What is being asked → State how many lines include "kind", giving the number by itself.

※

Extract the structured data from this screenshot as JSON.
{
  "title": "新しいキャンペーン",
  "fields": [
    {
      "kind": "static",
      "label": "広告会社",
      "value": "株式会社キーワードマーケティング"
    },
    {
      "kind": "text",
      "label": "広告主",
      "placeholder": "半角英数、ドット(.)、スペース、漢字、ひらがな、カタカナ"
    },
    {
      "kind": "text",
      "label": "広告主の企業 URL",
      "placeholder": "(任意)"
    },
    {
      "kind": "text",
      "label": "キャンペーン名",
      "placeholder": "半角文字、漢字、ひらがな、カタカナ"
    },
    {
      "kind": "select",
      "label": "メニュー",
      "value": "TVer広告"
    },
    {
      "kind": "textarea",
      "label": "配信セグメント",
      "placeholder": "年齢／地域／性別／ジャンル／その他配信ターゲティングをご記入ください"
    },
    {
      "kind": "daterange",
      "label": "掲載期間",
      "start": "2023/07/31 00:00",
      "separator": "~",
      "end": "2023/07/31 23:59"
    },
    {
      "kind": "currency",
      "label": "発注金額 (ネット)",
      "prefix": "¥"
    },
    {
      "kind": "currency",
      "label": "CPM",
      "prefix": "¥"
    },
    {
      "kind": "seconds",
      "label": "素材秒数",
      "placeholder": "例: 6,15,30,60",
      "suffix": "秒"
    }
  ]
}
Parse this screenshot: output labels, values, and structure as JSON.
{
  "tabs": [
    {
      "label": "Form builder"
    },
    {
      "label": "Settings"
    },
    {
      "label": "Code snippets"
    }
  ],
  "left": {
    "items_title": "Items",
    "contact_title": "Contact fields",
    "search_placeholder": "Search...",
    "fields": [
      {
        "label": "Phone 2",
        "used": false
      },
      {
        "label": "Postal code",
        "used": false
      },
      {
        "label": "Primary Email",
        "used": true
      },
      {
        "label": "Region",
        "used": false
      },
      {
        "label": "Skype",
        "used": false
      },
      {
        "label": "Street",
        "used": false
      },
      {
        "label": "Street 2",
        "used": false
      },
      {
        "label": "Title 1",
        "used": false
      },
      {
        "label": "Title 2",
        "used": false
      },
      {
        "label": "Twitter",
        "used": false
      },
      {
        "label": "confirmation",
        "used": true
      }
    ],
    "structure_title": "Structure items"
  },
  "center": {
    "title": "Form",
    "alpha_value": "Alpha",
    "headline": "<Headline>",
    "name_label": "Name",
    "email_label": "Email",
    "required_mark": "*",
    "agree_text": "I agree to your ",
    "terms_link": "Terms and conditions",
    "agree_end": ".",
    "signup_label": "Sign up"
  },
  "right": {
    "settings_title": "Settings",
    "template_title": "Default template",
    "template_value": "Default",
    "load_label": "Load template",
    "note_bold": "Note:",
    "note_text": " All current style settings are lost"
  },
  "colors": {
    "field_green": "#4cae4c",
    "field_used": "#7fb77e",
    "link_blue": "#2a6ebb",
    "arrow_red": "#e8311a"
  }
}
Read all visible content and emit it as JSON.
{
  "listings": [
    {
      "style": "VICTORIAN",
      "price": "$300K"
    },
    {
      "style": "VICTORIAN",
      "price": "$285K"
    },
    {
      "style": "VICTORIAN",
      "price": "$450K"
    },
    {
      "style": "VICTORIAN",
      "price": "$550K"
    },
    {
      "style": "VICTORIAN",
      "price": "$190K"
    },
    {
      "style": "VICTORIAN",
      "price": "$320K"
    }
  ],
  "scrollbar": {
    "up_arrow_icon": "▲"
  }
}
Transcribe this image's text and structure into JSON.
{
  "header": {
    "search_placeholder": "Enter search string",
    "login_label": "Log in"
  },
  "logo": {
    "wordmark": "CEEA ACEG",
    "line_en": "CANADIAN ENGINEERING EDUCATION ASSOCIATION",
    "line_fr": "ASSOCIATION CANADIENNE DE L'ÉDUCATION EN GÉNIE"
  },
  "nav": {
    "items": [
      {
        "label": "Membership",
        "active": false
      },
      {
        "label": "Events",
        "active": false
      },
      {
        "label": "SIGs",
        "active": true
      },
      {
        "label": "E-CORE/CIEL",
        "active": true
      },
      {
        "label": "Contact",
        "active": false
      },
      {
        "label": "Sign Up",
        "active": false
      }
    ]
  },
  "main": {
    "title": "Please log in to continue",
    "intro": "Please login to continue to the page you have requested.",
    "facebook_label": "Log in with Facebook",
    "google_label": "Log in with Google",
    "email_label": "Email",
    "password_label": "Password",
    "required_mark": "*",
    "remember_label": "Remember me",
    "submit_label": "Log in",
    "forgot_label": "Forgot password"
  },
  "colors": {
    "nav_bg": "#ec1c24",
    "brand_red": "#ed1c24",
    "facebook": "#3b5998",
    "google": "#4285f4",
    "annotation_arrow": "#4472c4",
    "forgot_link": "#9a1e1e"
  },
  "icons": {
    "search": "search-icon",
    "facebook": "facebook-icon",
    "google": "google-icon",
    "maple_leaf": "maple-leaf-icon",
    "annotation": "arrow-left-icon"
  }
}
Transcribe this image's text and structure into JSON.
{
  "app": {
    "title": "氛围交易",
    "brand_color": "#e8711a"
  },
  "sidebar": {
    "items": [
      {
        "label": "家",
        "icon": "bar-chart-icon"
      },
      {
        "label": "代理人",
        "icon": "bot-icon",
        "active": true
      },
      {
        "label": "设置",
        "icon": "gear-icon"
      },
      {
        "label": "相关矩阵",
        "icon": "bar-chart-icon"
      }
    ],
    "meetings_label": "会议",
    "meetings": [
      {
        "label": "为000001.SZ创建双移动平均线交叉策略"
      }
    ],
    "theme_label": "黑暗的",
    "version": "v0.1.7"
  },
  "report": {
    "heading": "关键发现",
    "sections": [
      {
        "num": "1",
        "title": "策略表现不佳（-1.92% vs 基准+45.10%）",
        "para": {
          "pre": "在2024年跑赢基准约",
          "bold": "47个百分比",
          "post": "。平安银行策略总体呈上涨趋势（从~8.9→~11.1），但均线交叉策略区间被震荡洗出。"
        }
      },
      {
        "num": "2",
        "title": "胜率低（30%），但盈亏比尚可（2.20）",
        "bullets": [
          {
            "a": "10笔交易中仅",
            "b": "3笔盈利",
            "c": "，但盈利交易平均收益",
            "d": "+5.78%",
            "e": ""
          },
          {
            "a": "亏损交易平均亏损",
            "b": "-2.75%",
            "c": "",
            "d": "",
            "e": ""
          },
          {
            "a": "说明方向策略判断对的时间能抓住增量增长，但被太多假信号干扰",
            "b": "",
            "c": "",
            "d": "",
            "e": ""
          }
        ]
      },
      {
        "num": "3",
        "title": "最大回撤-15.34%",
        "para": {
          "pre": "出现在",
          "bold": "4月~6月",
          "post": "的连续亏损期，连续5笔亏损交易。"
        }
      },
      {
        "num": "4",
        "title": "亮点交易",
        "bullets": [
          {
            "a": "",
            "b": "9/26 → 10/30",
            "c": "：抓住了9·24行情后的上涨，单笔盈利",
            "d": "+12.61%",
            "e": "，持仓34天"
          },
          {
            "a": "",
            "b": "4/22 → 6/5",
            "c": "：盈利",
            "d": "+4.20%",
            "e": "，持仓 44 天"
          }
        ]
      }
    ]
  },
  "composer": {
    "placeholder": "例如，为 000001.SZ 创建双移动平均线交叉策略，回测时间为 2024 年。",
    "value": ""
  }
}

※

Task response → 10